- **Consigne**
Pouvez-vous recopier mot pour mot le passage sur Salif Keïta ci-dessous, de « Après un passage » à « par Salif lui-même. » ?

··· Passage retenu

Rail Band contre Ambassadeurs

Le rêve de Salif Keïta est de devenir instituteur, une ambition contrariée par sa très mauvaise vue. A 18 ans, le jeune albinos se tourne alors vers la musique, chante et joue de la guitare dans les bars de Bamako puis débute professionnellement dans le Rail Band protégé par le Ministre des Travaux Publics. Surnommé “le Domingo de la chanson africaine”, en référence à son homonyme footballeur, il provoque presque une crise ministérielle en rejoignant en 1973, après l’album Rail Band : Salif Keïta & Mory Kanté, l’orchestre qui anime le Motel de Bamako, Les Ambassadeurs du Motel de Bamako. Orgueil du Ministère de l’Intérieur, cette formation gérée par le Lieutenant Tiékoro Bagayoko, le chef de la sûreté nationale, est sous la direction musicale du guitariste virtuose Kanté Manfila. Avec ce dernier, il modifie le répertoire du groupe en y intégrant des morceaux du patrimoine mandingue. La dégradation du climat social et politique en 1976/1977 et les problèmes au sein du groupe (trois musiciens sont limogés) décident les deux complices à tenter leur chance à Abidjan (Côte d’Ivoire). Dans la capitale ivoirienne, ils rebaptisent l’orchestre Les Ambassadeurs Internationaux, avec Sékou Diabaté (basse), Nouhoun Keïta (batterie), Kaba Kanté (balafon), Smith (claviers), Ousmane Kouyaté (guitare rythmique), Moussa Cissoko (sax alto & ténor), Kabiné Traoré “Tagus” (trompette), Ousmane Dia et Sambou Diakité (voix). Avec cette formation, ils enregistrent, en 1978, “Mandjou”, une chanson louant les Touré (de la caste des nobles) qui connaît un énorme succès dans toute la sous-région. Dès lors, Les Ambassadeurs Internationaux tournent en Côte d’Ivoire, au Niger, au Sénégal et en Guinée où l’interprétation de “Mandjou” par Salif Keïta à l’exceptionnelle voix séduit le président Ahmed Sékou Touré (1922-1984) qui le fait Officier de l’Ordre National…

Surprise américaine

Après un passage aux Etats-Unis marqué par l’enregistrement de Primpin et Tounkan, les deux complices sortent à Paris Best of Ambassadeurs, une compilation de leurs meilleurs titres et jouent au festival Musiques Métisses d’Angoulême. Le public français découvre alors la puissance vocale de Salif Keïta servie par une musique mandingue aux accents malinkés composée par Kanté Manfila. Mais les deux amis se séparent et Salif crée le Super Ambassadeur intégrant à la formation classique (cuivres, guitares, batterie) le singbing, ancêtre de la kora, et le dourou, un gros tambour joué par Salif lui-même.

······
··· Extrait source

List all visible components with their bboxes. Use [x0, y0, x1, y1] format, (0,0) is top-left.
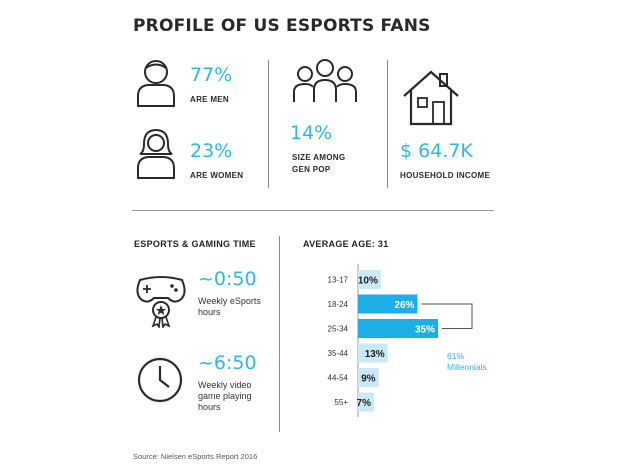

······

- **Corrigé**
Après un passage aux Etats-Unis marqué par l’enregistrement de Primpin et Tounkan, les deux complices sortent à Paris Best of Ambassadeurs, une compilation de leurs meilleurs titres et jouent au festival Musiques Métisses d’Angoulême. Le public français découvre alors la puissance vocale de Salif Keïta servie par une musique mandingue aux accents malinkés composée par Kanté Manfila. Mais les deux amis se séparent et Salif crée le Super Ambassadeur intégrant à la formation classique (cuivres, guitares, batterie) le singbing, ancêtre de la kora, et le dourou, un gros tambour joué par Salif lui-même.